**STATED TASK:**
Reproduce the listing below in its entirety. Change nothing.
--- start of MATERIAL SHOWN ---
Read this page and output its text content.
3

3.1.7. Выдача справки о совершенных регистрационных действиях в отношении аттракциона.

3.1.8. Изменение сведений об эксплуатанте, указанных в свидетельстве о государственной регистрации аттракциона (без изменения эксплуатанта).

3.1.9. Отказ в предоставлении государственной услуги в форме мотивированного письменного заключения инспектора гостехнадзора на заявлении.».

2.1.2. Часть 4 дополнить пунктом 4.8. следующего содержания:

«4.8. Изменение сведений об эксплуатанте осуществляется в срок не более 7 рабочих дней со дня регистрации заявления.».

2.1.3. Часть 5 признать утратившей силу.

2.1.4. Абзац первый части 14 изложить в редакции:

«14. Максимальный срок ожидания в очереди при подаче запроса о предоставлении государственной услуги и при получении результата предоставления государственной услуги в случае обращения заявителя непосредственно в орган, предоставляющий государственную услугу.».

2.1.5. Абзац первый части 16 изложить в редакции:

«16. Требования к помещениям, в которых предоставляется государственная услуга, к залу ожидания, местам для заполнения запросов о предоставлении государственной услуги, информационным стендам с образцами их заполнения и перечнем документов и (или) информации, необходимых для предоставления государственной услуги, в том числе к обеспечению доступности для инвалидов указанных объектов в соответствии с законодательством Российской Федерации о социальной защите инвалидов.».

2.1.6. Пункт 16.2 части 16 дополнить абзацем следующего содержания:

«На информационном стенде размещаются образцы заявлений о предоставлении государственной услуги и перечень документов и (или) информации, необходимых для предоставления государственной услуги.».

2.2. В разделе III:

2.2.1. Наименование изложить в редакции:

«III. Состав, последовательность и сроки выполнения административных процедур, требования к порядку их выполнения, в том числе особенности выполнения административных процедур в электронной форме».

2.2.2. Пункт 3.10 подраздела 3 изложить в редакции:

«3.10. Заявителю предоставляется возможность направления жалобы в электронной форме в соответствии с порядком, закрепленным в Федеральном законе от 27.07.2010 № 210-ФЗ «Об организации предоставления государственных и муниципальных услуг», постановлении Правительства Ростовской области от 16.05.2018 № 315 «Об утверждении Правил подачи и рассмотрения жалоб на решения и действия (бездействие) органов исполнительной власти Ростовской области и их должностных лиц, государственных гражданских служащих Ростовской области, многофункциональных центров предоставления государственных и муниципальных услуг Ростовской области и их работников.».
--- end of MATERIAL SHOWN ---
**EXERCISE RESULT:**
Read this page and output its text content.
3

3.1.7. Выдача справки о совершенных регистрационных действиях в отношении аттракциона.

3.1.8. Изменение сведений об эксплуатанте, указанных в свидетельстве о государственной регистрации аттракциона (без изменения эксплуатанта).

3.1.9. Отказ в предоставлении государственной услуги в форме мотивированного письменного заключения инспектора гостехнадзора на заявлении.».

2.1.2. Часть 4 дополнить пунктом 4.8. следующего содержания:

«4.8. Изменение сведений об эксплуатанте осуществляется в срок не более 7 рабочих дней со дня регистрации заявления.».

2.1.3. Часть 5 признать утратившей силу.

2.1.4. Абзац первый части 14 изложить в редакции:

«14. Максимальный срок ожидания в очереди при подаче запроса о предоставлении государственной услуги и при получении результата предоставления государственной услуги в случае обращения заявителя непосредственно в орган, предоставляющий государственную услугу.».

2.1.5. Абзац первый части 16 изложить в редакции:

«16. Требования к помещениям, в которых предоставляется государственная услуга, к залу ожидания, местам для заполнения запросов о предоставлении государственной услуги, информационным стендам с образцами их заполнения и перечнем документов и (или) информации, необходимых для предоставления государственной услуги, в том числе к обеспечению доступности для инвалидов указанных объектов в соответствии с законодательством Российской Федерации о социальной защите инвалидов.».

2.1.6. Пункт 16.2 части 16 дополнить абзацем следующего содержания:

«На информационном стенде размещаются образцы заявлений о предоставлении государственной услуги и перечень документов и (или) информации, необходимых для предоставления государственной услуги.».

2.2. В разделе III:

2.2.1. Наименование изложить в редакции:

«III. Состав, последовательность и сроки выполнения административных процедур, требования к порядку их выполнения, в том числе особенности выполнения административных процедур в электронной форме».

2.2.2. Пункт 3.10 подраздела 3 изложить в редакции:

«3.10. Заявителю предоставляется возможность направления жалобы в электронной форме в соответствии с порядком, закрепленным в Федеральном законе от 27.07.2010 № 210-ФЗ «Об организации предоставления государственных и муниципальных услуг», постановлении Правительства Ростовской области от 16.05.2018 № 315 «Об утверждении Правил подачи и рассмотрения жалоб на решения и действия (бездействие) органов исполнительной власти Ростовской области и их должностных лиц, государственных гражданских служащих Ростовской области, многофункциональных центров предоставления государственных и муниципальных услуг Ростовской области и их работников.».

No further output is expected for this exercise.